**Work to be completed:** Copy each line of the entries that contains the word "ylabel".

**Items from a figure collection:**
——
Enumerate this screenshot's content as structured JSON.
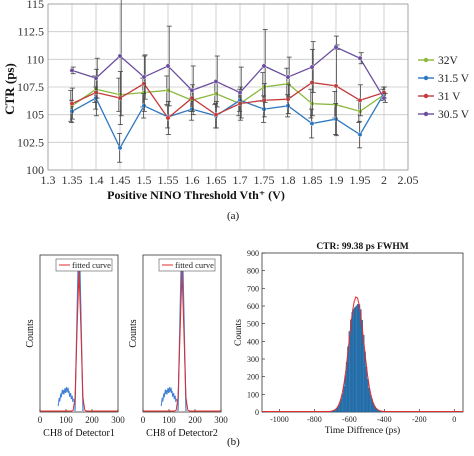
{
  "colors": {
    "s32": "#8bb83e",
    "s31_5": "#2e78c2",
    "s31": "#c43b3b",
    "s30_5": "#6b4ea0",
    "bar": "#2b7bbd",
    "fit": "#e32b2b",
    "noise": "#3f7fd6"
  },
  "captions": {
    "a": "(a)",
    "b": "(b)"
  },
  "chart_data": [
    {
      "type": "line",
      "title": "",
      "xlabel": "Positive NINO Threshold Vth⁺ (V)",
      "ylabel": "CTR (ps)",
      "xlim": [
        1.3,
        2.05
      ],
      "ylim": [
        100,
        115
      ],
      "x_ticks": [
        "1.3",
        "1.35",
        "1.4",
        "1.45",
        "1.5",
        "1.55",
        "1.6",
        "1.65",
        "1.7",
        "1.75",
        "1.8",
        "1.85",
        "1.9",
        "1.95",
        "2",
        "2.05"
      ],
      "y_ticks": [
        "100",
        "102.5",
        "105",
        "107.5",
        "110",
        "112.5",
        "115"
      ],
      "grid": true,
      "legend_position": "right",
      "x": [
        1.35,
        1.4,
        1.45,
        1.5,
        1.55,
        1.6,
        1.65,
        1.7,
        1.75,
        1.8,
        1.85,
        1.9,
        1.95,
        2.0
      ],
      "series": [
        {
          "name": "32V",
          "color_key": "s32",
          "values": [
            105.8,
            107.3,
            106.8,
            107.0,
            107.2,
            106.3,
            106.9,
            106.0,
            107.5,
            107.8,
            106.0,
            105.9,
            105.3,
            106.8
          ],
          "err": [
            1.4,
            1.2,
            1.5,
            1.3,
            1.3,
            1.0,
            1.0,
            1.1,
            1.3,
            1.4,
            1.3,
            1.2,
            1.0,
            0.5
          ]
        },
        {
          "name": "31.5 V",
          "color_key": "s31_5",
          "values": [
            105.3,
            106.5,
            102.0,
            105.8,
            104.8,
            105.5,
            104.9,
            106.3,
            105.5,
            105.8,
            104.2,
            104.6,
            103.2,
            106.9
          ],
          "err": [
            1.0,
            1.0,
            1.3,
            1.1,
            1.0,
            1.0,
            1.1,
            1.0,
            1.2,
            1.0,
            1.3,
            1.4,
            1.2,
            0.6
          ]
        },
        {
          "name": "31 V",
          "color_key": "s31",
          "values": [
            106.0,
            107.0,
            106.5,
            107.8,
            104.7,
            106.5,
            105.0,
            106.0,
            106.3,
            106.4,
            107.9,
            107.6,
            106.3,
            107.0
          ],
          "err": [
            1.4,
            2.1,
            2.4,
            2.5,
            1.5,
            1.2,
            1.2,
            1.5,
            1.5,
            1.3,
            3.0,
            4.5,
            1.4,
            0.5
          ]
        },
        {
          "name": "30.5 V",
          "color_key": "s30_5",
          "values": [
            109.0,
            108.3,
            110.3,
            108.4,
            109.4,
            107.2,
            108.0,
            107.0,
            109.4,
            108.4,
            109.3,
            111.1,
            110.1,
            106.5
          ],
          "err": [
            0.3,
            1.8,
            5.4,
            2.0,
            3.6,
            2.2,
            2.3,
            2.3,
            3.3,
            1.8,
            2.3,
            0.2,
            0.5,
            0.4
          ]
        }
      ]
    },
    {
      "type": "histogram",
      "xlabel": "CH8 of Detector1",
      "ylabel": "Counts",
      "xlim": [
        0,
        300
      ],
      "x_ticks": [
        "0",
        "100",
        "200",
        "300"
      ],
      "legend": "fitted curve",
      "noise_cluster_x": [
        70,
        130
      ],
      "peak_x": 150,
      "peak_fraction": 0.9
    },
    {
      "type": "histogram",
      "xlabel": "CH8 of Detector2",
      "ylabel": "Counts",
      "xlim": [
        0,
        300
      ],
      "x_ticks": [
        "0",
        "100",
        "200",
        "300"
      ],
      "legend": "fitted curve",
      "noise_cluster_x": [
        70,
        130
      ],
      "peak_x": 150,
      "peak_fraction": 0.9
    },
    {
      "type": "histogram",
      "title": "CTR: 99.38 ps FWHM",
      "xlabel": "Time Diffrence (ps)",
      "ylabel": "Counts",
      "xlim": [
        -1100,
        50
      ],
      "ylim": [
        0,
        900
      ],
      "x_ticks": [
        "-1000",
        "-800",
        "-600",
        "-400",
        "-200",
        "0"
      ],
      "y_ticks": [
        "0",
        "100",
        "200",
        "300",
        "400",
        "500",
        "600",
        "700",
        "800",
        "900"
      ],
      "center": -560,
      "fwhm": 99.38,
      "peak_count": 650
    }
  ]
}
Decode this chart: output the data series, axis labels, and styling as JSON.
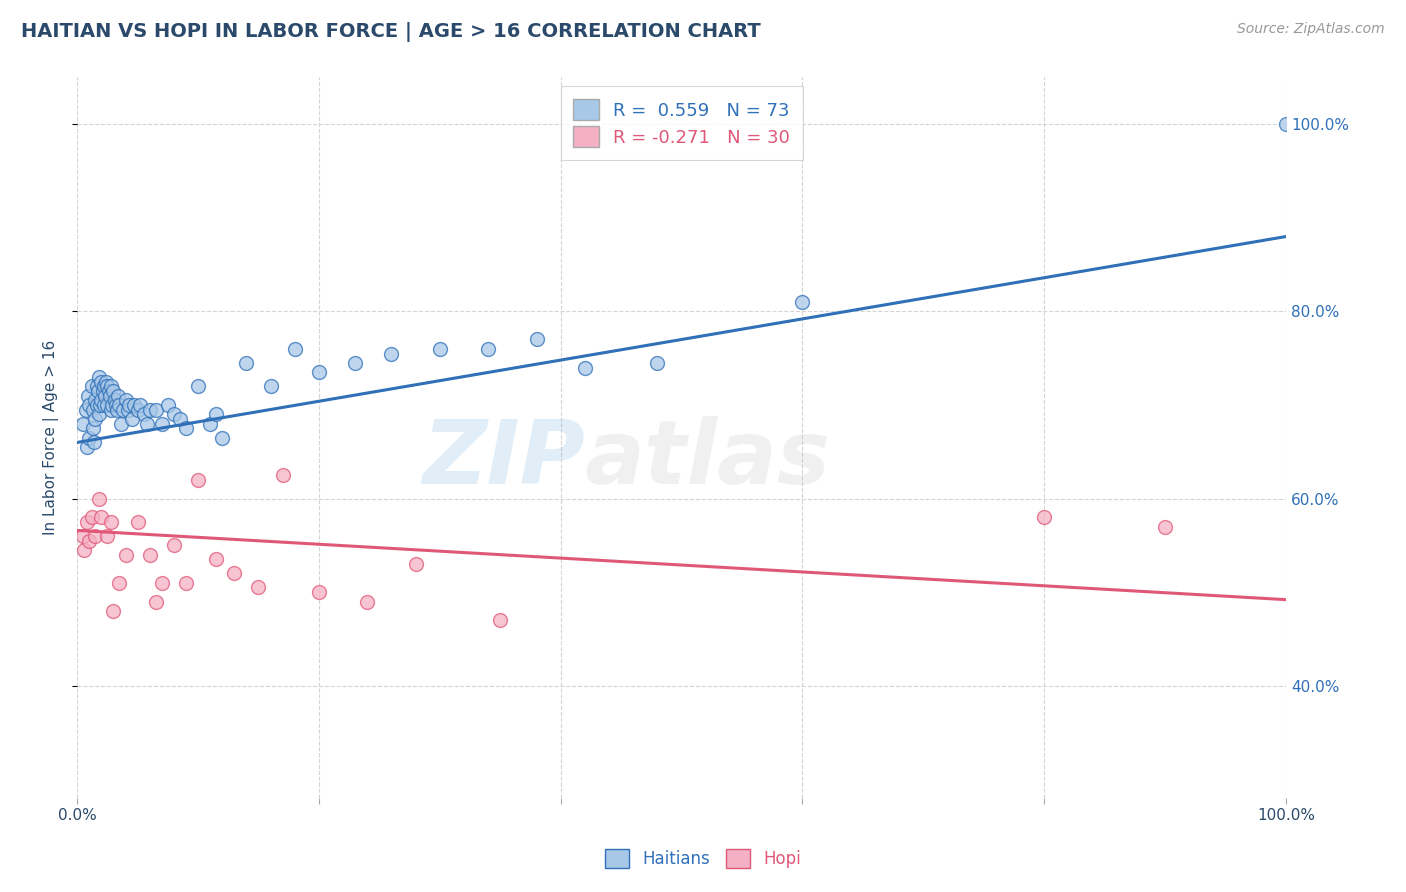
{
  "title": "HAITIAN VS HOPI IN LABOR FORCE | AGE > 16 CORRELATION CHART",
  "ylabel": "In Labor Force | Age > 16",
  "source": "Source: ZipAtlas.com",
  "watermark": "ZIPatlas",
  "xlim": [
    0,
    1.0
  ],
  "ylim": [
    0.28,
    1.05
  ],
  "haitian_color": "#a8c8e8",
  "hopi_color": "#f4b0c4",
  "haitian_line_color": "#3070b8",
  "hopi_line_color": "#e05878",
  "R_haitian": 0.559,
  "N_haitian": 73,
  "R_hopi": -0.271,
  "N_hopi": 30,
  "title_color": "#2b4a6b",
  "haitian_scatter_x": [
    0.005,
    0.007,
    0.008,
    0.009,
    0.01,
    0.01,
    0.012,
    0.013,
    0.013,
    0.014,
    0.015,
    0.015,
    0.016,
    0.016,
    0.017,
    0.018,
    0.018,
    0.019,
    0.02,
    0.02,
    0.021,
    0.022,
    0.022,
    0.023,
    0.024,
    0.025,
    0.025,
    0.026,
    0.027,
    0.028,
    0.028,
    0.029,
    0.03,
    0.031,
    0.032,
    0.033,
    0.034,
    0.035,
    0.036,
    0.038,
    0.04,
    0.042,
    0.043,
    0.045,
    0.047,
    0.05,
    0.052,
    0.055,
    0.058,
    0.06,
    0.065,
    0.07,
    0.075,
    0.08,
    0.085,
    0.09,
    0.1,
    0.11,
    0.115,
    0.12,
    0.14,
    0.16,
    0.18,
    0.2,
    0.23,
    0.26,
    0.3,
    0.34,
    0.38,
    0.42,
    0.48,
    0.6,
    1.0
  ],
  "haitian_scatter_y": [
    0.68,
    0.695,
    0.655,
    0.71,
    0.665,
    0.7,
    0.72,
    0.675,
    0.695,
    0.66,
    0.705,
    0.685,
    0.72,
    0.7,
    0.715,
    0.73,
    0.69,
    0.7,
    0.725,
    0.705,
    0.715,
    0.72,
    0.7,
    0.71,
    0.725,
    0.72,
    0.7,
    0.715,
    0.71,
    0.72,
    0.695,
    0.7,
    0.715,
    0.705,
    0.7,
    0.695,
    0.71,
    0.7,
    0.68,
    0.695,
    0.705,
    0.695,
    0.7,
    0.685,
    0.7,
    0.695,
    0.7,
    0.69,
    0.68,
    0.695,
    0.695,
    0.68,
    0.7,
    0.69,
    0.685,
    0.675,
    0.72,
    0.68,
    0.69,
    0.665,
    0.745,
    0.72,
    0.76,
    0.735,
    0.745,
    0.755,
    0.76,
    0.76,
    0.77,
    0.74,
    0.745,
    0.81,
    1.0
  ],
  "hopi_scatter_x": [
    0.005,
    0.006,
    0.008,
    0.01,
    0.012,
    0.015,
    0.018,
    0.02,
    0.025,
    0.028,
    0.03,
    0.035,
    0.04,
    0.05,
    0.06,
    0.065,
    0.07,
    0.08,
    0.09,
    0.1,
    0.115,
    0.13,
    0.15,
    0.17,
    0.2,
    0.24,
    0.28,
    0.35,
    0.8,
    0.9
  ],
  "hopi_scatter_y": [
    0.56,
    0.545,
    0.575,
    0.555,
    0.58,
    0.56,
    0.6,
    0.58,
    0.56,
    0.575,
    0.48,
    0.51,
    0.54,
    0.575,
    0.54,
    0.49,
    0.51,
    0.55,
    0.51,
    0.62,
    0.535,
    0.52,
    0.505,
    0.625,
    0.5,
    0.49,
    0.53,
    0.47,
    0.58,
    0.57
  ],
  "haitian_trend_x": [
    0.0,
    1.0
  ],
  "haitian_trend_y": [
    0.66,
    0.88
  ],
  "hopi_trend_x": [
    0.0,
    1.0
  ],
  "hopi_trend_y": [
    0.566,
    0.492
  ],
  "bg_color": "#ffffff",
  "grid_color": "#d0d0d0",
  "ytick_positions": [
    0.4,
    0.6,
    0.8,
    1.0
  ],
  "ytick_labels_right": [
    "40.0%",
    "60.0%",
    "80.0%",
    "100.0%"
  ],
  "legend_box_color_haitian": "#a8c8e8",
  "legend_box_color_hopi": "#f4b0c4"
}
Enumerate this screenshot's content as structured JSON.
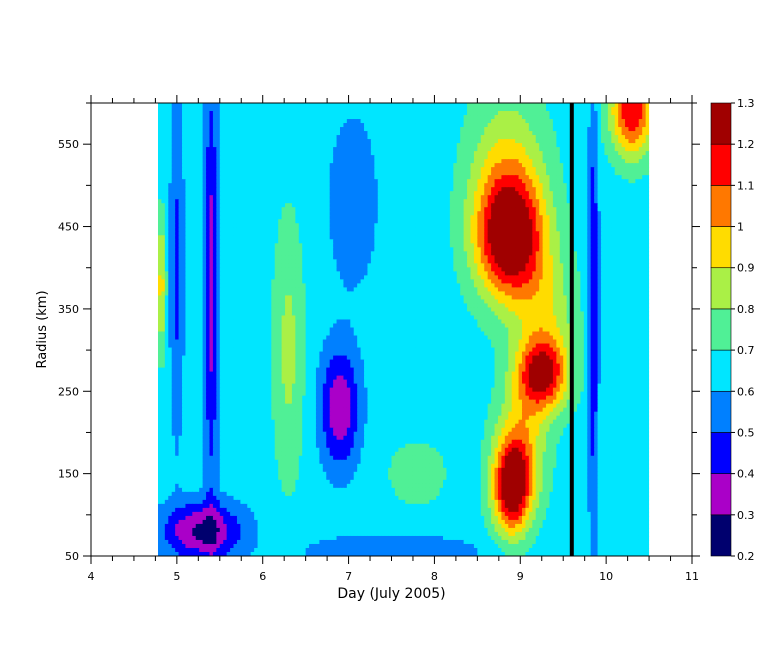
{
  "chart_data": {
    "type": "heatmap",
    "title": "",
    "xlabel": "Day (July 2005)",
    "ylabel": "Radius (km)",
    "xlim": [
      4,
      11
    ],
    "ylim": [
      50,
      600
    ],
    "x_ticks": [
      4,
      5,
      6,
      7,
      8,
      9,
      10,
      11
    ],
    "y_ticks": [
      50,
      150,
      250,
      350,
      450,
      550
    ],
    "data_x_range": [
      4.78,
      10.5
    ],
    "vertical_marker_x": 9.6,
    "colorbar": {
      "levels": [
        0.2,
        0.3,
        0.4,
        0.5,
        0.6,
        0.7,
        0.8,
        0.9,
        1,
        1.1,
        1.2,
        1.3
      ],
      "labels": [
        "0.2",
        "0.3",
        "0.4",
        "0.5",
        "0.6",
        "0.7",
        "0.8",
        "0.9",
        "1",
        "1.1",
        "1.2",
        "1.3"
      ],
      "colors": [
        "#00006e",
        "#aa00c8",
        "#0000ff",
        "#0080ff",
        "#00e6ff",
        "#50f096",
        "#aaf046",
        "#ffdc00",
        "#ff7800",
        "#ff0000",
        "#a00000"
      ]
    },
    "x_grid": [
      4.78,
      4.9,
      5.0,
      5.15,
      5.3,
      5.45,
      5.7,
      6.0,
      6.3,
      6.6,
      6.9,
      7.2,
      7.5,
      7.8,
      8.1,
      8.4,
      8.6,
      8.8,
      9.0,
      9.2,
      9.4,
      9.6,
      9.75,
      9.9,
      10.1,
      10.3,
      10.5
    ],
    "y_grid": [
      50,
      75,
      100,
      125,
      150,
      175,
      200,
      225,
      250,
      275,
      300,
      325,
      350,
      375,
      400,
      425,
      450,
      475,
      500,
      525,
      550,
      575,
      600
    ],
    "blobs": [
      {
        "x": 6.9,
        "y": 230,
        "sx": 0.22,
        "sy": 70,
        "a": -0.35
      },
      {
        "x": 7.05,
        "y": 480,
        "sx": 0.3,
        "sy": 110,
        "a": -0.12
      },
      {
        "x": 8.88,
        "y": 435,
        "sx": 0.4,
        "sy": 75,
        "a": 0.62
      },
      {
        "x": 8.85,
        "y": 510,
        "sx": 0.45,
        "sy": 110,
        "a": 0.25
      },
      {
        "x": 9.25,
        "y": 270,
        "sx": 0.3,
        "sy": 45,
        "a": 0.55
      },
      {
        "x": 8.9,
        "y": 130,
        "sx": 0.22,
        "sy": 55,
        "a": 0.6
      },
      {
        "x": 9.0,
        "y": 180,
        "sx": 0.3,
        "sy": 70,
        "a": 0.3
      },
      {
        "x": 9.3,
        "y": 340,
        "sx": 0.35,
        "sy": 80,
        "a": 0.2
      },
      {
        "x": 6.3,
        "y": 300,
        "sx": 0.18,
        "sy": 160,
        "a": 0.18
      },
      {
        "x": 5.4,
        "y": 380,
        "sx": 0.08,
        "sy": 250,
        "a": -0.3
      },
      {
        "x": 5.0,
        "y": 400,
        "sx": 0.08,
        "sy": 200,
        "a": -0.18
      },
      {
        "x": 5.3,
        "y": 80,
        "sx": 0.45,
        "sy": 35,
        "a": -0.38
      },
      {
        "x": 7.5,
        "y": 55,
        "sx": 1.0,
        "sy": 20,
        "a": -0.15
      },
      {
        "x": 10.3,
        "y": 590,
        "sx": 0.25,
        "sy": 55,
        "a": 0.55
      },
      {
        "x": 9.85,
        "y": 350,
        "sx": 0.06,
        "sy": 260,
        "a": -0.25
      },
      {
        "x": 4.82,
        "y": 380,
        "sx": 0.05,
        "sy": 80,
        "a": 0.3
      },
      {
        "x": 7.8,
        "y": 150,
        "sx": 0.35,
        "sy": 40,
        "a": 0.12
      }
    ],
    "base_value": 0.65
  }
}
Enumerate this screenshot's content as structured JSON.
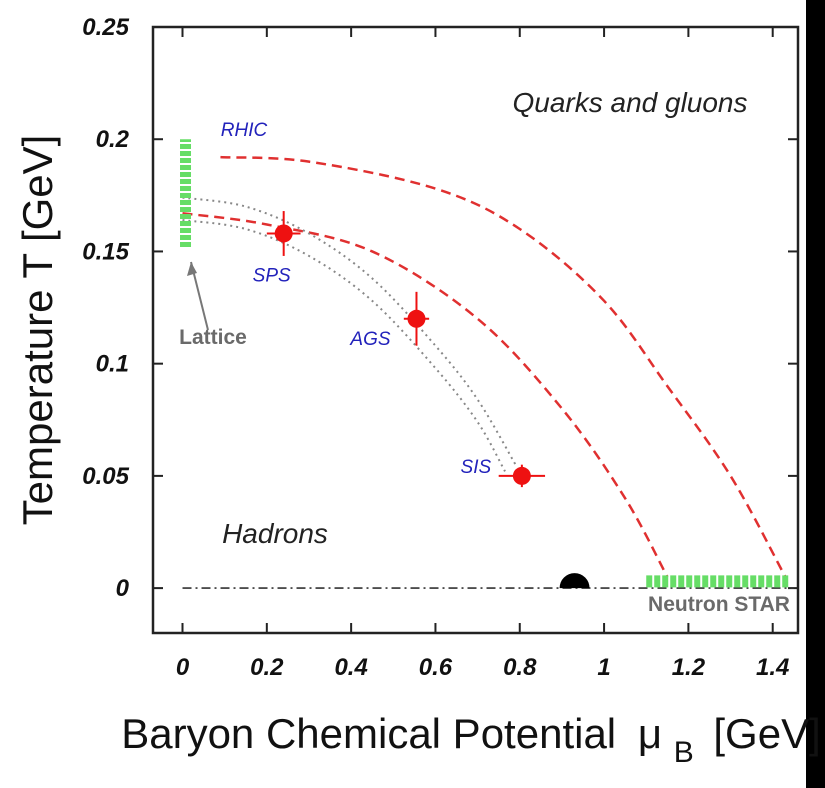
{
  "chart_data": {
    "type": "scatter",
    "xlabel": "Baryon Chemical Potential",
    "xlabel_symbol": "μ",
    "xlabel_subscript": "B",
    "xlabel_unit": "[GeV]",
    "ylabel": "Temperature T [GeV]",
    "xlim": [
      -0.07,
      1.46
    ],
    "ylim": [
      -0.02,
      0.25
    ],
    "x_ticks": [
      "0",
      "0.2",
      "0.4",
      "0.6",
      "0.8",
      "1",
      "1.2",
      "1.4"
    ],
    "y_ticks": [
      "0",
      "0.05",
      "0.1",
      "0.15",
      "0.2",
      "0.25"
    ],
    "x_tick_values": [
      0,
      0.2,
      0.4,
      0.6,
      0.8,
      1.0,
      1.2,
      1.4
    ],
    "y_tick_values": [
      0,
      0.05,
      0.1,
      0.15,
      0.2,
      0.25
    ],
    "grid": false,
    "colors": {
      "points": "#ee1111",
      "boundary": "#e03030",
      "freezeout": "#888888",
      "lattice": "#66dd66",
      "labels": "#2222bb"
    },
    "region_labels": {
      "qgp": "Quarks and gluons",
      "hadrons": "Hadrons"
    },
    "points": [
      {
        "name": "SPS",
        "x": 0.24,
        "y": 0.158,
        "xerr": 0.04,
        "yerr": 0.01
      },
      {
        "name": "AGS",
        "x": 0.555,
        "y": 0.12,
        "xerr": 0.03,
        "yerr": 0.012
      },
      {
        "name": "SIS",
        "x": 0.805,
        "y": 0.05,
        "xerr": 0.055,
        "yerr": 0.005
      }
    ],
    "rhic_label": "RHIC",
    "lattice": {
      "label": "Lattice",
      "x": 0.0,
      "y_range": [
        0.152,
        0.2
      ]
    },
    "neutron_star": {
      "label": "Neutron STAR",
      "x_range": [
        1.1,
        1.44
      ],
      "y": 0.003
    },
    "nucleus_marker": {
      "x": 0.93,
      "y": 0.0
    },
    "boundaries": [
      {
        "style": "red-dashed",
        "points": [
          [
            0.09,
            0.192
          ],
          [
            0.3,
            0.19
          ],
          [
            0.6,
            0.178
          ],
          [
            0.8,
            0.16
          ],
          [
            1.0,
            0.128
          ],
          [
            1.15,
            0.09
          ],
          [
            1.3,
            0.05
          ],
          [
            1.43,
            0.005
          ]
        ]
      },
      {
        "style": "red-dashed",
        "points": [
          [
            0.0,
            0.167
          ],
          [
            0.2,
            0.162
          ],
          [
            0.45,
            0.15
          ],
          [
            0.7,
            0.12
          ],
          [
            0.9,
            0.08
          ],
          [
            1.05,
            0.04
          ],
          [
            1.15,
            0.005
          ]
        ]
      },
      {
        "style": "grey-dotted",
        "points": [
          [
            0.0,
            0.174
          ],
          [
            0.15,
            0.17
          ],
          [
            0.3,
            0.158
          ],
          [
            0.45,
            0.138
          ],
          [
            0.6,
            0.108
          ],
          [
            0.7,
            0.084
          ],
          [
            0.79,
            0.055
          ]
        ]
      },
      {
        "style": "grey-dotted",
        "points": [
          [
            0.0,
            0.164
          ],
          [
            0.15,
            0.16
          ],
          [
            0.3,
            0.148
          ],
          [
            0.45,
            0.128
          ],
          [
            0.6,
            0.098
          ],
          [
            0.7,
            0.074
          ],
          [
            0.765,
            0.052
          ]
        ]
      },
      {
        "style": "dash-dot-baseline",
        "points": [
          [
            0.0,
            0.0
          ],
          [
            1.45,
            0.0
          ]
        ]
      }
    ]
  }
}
——
**Solution to this problem:**
      "ylabel": "CTR (ps)",
      "ylabel": "Counts",
      "ylabel": "Counts",
      "ylabel": "Counts",
  "ylabel": "In Labor Force | Age > 16",
    "ylabel": "Radius (km)",
    "ylabel": "Temperature T [GeV]",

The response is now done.